# [Task statement]
Find the lines with "diamonds" in them and copy them out.

--------

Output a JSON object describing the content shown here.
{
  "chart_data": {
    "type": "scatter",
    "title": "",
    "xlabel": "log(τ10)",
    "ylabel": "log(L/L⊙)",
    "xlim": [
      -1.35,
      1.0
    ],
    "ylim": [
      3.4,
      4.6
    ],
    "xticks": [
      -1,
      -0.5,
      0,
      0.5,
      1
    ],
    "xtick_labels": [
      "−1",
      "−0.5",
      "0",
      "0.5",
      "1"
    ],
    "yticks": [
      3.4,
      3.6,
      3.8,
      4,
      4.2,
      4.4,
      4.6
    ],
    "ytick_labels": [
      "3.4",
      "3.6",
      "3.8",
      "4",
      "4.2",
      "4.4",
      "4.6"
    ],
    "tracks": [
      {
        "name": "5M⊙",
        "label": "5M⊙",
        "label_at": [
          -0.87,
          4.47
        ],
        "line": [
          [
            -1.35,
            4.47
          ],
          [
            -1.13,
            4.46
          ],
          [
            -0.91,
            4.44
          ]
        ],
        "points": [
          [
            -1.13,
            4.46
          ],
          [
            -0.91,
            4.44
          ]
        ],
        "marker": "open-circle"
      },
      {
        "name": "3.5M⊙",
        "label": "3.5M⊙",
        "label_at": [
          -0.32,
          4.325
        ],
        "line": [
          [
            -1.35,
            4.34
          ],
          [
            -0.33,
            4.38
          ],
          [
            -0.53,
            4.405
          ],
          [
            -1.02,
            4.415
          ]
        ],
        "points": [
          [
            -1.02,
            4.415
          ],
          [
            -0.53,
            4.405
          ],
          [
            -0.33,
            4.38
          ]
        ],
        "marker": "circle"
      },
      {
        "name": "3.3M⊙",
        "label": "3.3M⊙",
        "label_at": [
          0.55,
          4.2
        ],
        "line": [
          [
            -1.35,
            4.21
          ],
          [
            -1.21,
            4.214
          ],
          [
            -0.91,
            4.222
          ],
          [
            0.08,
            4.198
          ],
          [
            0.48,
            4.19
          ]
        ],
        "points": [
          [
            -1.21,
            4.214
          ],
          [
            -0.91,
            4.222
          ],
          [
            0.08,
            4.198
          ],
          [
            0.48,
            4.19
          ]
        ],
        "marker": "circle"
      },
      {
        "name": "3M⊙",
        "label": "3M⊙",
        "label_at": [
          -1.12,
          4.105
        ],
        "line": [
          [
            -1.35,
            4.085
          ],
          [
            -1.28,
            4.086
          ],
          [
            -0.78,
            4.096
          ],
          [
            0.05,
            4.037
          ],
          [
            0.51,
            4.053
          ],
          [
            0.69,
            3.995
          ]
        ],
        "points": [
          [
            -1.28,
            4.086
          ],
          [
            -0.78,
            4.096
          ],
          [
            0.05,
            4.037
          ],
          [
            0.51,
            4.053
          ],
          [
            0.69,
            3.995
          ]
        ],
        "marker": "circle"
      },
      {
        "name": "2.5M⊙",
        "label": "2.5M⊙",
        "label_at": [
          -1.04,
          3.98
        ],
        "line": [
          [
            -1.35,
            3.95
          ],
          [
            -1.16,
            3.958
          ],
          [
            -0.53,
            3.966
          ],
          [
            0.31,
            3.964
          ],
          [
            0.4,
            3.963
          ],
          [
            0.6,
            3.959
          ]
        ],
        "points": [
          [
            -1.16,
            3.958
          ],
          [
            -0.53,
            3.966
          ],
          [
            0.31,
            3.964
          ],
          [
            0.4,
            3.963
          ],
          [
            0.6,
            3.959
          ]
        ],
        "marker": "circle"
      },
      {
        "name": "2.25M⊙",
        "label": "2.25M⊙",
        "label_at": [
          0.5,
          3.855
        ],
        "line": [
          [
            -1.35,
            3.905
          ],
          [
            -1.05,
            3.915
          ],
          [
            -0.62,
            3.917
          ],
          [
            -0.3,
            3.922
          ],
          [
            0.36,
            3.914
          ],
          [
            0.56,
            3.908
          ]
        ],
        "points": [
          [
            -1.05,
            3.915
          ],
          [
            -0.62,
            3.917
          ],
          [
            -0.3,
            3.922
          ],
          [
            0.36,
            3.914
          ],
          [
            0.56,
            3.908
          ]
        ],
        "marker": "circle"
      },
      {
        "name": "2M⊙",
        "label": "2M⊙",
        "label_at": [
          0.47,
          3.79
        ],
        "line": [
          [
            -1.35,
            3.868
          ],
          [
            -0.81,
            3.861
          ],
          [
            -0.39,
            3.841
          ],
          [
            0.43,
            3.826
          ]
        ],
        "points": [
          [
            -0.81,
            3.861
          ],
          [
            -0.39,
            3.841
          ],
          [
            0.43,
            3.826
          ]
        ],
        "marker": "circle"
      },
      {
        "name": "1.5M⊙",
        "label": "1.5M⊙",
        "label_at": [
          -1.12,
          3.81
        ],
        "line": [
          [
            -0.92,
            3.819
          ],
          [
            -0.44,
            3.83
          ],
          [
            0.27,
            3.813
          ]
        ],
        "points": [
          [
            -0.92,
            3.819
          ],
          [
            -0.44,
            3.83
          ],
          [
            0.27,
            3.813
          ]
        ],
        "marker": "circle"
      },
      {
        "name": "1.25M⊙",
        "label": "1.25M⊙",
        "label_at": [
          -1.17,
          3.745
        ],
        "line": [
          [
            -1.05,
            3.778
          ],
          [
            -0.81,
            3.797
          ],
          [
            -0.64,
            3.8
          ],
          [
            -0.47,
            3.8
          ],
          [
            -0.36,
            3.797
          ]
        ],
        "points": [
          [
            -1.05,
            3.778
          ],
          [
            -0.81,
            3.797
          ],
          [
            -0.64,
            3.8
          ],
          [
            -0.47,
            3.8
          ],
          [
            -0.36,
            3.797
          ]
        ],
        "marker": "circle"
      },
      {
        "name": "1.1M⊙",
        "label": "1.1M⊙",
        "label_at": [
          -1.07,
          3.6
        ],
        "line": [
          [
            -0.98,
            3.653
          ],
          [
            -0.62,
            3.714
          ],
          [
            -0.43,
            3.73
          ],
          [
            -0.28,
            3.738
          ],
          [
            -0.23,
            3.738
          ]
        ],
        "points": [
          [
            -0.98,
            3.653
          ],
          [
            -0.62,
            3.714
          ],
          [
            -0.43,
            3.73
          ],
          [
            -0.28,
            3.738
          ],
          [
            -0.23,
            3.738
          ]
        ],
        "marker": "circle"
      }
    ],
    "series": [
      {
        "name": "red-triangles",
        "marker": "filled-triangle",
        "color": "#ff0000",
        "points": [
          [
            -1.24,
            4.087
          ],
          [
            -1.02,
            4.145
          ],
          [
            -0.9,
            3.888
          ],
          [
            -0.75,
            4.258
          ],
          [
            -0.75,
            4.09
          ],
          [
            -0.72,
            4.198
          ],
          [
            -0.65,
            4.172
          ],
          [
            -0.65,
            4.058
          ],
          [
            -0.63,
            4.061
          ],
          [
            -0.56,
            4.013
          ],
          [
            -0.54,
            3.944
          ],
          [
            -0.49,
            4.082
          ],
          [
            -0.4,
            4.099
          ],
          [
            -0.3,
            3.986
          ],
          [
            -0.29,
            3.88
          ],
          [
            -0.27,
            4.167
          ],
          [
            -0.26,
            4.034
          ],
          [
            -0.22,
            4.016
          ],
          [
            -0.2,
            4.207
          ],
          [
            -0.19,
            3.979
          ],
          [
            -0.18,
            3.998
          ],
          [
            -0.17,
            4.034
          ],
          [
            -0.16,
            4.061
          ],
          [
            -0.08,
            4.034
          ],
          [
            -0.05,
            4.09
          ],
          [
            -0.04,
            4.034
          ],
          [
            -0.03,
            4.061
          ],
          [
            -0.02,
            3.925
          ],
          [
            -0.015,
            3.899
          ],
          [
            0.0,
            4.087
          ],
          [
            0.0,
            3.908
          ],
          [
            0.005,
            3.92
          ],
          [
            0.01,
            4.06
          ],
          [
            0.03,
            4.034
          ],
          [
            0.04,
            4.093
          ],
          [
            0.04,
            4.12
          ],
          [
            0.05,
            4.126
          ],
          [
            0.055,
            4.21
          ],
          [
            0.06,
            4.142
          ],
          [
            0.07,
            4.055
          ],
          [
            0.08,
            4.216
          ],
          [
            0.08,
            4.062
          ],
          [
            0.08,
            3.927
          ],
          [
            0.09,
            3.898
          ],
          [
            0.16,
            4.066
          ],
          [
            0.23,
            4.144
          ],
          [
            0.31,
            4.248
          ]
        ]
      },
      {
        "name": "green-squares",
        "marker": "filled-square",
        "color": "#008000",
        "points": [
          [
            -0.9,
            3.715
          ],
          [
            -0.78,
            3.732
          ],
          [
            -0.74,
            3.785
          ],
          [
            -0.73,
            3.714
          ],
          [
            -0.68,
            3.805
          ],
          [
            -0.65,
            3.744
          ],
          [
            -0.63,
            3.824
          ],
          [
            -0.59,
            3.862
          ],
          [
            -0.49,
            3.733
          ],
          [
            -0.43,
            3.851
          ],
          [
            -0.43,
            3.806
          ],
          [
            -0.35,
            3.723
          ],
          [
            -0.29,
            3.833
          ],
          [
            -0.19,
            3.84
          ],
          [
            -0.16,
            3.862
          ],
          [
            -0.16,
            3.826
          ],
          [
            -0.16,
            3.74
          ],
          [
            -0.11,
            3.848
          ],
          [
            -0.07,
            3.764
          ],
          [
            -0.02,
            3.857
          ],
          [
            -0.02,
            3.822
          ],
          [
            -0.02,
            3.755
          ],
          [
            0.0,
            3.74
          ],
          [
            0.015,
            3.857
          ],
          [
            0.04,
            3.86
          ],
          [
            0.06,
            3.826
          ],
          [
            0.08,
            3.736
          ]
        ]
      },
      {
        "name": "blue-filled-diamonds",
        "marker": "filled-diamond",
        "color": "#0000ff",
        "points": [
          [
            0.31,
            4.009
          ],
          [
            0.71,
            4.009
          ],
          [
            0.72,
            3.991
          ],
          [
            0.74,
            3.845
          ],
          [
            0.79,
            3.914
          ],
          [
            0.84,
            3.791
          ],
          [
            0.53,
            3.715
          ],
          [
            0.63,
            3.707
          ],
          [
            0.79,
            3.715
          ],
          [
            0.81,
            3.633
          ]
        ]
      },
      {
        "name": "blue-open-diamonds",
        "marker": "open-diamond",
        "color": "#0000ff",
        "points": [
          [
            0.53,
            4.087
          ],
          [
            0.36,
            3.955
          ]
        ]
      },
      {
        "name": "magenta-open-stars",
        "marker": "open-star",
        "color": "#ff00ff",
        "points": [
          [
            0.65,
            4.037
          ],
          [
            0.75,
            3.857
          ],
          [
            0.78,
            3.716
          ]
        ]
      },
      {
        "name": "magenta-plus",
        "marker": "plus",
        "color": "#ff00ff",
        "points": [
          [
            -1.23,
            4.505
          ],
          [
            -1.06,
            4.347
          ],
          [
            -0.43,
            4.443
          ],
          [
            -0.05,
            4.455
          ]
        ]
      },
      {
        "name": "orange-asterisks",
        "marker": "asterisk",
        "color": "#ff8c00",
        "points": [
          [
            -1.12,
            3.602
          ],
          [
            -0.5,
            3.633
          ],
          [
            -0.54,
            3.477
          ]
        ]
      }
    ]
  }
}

--------

# [Exercise solution]
        "name": "blue-filled-diamonds",
        "name": "blue-open-diamonds",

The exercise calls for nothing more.